■ The task ■
A line counts if it contains the string "ELODIE"; say how many such lines there are, giving only the number.

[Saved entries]
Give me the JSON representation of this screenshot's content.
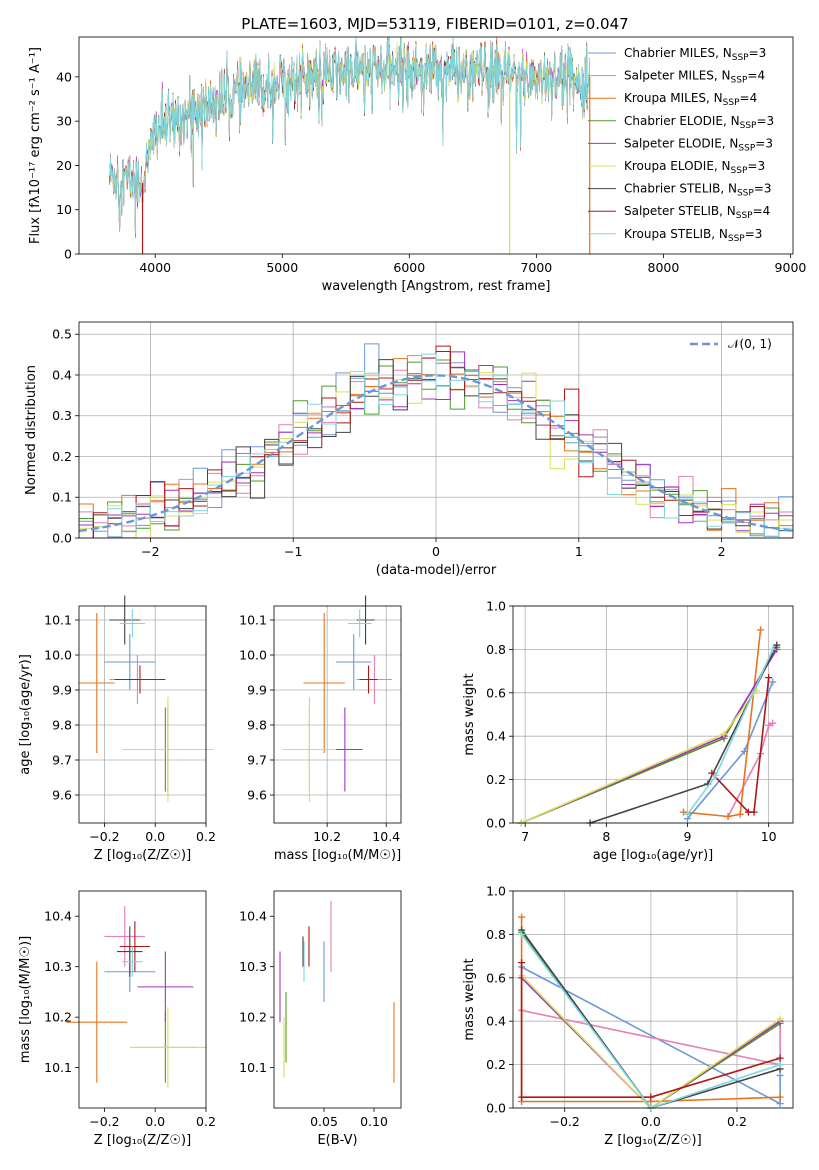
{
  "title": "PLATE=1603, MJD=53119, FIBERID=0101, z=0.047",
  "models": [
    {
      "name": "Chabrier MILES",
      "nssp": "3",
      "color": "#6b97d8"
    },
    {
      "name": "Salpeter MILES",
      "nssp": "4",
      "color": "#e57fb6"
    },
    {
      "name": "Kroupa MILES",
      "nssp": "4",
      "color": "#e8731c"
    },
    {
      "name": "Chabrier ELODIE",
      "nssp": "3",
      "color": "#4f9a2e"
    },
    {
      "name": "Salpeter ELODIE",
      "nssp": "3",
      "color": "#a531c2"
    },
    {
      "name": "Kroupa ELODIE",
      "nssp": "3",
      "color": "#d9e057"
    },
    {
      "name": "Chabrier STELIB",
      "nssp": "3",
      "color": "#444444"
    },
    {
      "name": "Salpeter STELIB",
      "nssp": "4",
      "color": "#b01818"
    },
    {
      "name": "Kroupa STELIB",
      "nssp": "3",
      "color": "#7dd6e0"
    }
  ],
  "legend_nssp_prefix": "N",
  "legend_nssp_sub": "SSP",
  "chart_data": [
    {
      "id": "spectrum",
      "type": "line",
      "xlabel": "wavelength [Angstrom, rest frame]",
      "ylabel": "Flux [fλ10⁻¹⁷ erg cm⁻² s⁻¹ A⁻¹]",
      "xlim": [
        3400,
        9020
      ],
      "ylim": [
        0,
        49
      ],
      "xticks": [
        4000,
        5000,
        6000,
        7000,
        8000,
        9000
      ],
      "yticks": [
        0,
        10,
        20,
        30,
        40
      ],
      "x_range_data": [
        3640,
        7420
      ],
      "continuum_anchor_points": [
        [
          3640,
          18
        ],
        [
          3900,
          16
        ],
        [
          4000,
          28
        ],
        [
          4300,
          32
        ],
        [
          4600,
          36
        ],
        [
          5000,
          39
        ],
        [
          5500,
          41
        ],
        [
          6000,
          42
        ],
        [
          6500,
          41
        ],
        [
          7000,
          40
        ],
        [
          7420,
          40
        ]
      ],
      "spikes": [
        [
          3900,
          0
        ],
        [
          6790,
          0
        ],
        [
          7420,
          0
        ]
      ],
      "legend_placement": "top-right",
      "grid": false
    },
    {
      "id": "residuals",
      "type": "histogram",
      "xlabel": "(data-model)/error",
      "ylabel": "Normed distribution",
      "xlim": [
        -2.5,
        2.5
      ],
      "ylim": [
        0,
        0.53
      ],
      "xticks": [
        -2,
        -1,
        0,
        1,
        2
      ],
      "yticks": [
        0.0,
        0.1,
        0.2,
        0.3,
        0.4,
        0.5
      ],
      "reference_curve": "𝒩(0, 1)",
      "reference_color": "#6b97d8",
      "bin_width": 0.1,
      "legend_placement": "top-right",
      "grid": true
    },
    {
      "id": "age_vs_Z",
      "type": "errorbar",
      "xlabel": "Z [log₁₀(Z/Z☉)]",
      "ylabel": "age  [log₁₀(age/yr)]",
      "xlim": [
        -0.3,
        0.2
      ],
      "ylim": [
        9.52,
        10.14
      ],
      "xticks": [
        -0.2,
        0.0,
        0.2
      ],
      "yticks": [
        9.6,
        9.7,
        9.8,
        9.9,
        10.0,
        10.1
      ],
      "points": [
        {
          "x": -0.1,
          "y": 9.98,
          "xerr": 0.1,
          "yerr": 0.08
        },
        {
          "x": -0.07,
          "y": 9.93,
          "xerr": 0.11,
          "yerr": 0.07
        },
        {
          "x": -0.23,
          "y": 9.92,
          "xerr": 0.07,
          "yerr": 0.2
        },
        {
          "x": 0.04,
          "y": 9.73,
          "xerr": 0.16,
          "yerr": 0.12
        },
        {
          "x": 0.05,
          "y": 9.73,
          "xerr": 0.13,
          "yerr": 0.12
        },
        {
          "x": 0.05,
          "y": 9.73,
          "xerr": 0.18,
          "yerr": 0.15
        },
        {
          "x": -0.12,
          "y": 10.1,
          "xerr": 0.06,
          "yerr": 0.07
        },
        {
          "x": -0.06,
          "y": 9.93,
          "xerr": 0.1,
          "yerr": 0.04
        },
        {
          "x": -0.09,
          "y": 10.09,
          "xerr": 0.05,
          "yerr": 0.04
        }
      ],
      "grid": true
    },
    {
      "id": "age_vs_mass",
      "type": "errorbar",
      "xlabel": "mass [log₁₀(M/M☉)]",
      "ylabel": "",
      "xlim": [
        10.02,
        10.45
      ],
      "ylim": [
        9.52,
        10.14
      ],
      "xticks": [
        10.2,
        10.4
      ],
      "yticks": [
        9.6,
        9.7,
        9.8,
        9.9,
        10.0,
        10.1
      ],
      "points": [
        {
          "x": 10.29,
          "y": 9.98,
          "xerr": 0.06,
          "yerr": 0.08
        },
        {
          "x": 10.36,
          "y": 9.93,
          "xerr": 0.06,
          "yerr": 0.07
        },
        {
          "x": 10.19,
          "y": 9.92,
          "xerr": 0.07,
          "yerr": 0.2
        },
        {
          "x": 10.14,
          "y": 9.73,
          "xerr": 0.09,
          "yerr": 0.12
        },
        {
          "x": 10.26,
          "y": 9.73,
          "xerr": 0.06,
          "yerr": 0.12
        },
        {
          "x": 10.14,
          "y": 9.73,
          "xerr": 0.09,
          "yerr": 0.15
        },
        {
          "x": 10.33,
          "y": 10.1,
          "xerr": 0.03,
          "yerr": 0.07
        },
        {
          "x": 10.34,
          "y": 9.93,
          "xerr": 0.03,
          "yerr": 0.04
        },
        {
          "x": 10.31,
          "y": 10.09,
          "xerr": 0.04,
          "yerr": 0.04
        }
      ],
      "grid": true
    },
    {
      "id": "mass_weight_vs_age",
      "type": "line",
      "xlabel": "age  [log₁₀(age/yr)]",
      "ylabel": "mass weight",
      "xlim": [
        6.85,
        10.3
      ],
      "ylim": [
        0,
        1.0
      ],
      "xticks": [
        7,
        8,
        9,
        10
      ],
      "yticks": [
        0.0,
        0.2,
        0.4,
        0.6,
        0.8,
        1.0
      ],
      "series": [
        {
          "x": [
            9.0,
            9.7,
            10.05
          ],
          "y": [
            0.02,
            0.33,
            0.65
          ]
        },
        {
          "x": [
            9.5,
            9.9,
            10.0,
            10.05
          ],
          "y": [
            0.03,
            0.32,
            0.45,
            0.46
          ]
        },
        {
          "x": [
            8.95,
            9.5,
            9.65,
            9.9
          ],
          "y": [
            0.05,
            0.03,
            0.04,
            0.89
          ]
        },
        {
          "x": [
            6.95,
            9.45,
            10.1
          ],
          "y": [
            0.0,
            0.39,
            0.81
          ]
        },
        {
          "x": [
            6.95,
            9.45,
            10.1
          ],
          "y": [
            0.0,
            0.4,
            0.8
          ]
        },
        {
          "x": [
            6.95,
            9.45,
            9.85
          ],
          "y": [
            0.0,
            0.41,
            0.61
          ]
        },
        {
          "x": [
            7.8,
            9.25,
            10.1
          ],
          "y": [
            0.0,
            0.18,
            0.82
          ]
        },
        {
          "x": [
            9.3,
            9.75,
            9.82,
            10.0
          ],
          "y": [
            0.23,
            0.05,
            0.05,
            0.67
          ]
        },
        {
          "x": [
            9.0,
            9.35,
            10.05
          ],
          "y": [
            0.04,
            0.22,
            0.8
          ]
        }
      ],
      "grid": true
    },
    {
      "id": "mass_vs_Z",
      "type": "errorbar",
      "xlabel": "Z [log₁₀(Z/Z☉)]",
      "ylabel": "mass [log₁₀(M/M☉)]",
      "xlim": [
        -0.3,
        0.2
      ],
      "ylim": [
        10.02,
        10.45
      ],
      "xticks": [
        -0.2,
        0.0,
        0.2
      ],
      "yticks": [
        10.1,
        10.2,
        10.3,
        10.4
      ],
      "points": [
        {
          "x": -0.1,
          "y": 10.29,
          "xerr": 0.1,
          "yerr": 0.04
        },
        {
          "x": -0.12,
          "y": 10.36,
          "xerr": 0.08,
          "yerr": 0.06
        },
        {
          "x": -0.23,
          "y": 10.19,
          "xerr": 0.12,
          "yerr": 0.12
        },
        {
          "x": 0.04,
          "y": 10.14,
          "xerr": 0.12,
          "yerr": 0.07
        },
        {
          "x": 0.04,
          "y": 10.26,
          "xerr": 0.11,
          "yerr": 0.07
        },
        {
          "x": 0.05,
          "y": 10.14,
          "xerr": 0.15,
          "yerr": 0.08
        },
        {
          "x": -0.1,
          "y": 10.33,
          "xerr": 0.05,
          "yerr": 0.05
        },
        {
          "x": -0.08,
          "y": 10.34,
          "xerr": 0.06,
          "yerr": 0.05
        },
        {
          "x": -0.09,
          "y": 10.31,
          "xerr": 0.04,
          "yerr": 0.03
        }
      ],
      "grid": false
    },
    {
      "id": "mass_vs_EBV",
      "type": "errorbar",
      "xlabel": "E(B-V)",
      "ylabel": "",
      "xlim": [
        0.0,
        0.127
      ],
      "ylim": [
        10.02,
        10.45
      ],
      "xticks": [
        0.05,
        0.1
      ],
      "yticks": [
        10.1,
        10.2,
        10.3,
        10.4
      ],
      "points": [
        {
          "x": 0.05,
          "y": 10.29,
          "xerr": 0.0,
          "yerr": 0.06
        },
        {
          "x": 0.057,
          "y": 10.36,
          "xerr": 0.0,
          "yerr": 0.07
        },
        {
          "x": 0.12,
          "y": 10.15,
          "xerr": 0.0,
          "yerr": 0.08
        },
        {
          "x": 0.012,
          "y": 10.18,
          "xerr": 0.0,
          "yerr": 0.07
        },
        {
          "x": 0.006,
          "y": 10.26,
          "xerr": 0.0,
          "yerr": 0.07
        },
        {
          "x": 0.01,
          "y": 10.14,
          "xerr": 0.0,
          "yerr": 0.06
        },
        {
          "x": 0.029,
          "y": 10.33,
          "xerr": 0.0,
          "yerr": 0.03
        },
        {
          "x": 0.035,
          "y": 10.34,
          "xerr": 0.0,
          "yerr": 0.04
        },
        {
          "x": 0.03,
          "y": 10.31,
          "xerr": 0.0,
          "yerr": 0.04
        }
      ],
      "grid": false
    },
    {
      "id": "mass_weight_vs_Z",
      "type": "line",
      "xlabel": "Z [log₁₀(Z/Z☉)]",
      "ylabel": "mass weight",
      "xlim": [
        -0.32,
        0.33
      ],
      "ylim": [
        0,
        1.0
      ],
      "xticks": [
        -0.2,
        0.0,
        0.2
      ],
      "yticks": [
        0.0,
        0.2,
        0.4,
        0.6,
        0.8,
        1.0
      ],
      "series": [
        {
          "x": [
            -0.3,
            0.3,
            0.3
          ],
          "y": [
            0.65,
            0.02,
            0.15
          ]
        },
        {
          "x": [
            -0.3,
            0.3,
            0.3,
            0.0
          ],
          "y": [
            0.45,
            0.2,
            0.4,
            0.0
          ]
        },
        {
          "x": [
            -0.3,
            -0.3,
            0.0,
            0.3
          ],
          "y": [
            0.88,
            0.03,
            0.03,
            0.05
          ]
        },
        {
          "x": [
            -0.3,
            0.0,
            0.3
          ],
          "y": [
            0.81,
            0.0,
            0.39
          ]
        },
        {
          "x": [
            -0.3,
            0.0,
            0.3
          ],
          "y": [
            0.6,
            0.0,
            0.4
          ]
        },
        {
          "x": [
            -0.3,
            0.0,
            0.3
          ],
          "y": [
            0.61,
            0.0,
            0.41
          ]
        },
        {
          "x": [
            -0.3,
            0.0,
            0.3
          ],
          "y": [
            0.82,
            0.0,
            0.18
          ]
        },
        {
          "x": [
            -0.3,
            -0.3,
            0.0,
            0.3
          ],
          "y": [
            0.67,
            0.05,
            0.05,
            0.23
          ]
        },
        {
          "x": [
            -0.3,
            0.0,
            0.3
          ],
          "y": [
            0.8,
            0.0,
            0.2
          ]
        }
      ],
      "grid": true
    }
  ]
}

■ Solution to this problem ■
3